*ACTIONS TO TAKE*:
1 - In the Stars history, shorten the paragraph beginning "A tribute performance by Stars members" or turn it into a list, keeping its main facts.
2 - According to the Stars history, what peak position did the debut album Paradise reach, and on which chart?
3 - Copy from the Stars history, word for word, the part that opens with the words containing "Stars continued touring" and closes with "Cancer Research Foundation.".

*TEXT*:
Their second single, "With a Winning Hand" peaked at number 65 in October. Founding bass guitarist Thompson left and was replaced first by Michael Hegerty and then by Roger McLachlan (ex-Little River Band). The band supported Joe Cocker on his Australian tour in mid-1977. They released their third single, "Mighty Rock" which reached the top 50 in August. By November, Ian MacDonald replaced McLachlan and they released, "Look After Yourself" which became their highest-charting single at No. 30. It was issued ahead of their debut album, Paradise (December 1977) which peaked at No. 14 on the Kent Music Report albums chart. The album spawned two more singles, "Back Again" in March and "West Is the Way" in June. In September, founding drummer Dowding was replaced by John James Hackett (ex-Phil Manning Band).

Stars continued touring including supporting The Beach Boys and Linda Ronstadt on their Australian tours in 1978–1979. A second album, Land of Fortune was released in June 1979, it was produced by Ern Rose and Eastick. By that time Durant had been diagnosed with cancer and Stars performed a last concert on 5 November. A live album, 1157—titled for the number of career gigs—appeared in July 1980, which was produced by Eastick. Durant had died on 6 May at age 25.

A tribute performance by Stars members and other Australian acts followed in August and a double-LP, Andrew Durant Memorial Concert was released in 1981. It peaked at No. 8 on the albums chart with proceeds eventually donated to Andrew Durant Cancer Research Foundation.

==Later careers==
Dowding returned on drums for the Durant tribute concert. Eastick joined Broderick Smith's Big Combo (1979–1982) and later provided guitar for different artists including Max Merritt and Jimmy Barnes. Pealing formed his own band Mick Pealing and the Ideals (1980–1981), and were also a backing band for Renée Geyer. He then formed The Spaniards (1983–1986) and worked with other artists including Eastick. McLachlan toured with Cliff Richard in 1978, worked with John Farnham (1987–1988), briefly rejoined Little River Band (1998–1999) and was a member of Mighty Rock with Pealing in 2004. McLachlan died at the age of 71 on 16 April 2025.

*RECORDS*:

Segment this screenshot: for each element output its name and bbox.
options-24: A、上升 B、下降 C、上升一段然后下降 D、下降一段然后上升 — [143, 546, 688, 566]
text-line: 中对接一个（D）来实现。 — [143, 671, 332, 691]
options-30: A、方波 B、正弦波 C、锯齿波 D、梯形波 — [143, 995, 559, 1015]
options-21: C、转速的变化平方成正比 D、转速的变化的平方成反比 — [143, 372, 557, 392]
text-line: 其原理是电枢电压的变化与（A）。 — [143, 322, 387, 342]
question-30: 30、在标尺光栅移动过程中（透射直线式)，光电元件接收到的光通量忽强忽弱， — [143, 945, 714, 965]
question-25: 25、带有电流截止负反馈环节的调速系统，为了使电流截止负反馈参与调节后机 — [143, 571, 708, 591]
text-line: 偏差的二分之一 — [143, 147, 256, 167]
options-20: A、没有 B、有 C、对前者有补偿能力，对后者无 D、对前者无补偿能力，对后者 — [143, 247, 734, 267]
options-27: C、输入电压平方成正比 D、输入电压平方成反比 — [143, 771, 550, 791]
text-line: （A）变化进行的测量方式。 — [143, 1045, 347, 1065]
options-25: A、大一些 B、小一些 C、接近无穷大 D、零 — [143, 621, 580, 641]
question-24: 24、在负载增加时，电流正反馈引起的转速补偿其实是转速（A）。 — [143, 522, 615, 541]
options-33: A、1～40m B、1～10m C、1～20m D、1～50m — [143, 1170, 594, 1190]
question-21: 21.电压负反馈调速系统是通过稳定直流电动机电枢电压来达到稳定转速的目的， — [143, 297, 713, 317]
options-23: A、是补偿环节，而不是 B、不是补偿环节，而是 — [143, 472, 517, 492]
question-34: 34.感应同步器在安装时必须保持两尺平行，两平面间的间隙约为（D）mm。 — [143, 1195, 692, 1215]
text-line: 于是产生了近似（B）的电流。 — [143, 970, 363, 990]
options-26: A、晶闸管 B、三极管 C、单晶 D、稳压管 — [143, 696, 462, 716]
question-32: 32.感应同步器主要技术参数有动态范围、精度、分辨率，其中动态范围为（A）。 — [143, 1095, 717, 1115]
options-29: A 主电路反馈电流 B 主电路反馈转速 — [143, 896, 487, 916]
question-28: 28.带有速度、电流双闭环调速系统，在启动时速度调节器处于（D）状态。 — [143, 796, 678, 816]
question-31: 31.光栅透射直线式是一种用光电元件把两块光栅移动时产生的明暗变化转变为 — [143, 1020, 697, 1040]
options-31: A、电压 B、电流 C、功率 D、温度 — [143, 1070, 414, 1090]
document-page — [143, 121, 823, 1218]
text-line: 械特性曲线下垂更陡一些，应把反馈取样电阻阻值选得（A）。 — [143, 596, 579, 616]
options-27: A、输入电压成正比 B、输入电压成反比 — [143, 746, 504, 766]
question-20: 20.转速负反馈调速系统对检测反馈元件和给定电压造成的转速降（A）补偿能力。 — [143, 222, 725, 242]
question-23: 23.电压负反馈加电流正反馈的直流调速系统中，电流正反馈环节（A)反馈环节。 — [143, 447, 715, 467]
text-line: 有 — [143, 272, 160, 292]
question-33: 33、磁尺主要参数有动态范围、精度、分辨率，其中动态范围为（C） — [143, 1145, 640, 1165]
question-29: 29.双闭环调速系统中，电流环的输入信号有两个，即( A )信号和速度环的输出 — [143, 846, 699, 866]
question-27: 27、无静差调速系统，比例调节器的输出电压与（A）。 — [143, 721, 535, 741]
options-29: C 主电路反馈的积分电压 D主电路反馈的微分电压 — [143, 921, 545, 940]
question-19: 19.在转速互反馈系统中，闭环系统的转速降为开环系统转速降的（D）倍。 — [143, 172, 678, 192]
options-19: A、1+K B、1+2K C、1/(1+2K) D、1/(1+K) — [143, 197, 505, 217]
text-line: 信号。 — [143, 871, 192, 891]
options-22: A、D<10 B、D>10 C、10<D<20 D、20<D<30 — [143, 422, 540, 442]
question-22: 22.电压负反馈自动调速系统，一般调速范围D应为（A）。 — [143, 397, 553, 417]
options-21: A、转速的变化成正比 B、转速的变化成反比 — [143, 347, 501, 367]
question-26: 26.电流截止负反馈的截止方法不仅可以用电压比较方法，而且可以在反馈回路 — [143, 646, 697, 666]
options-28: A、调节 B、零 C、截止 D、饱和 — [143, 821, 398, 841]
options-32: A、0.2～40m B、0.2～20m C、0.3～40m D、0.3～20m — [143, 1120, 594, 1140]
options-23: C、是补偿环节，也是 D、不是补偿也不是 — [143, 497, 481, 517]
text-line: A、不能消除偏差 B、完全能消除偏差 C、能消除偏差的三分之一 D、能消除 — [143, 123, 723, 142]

*SET OF ANSWERS*:
1 -
- In August, Stars members and other Australian acts gave a tribute performance.
- A double-LP, Andrew Durant Memorial Concert, was released in 1981.
- It reached No. 8 on the albums chart.
- Its proceeds eventually went to the Andrew Durant Cancer Research Foundation.

2 - It peaked at No. 14 on the Kent Music Report albums chart.

3 -
Stars continued touring including supporting The Beach Boys and Linda Ronstadt on their Australian tours in 1978–1979. A second album, Land of Fortune was released in June 1979, it was produced by Ern Rose and Eastick. By that time Durant had been diagnosed with cancer and Stars performed a last concert on 5 November. A live album, 1157—titled for the number of career gigs—appeared in July 1980, which was produced by Eastick. Durant had died on 6 May at age 25.

A tribute performance by Stars members and other Australian acts followed in August and a double-LP, Andrew Durant Memorial Concert was released in 1981. It peaked at No. 8 on the albums chart with proceeds eventually donated to Andrew Durant Cancer Research Foundation.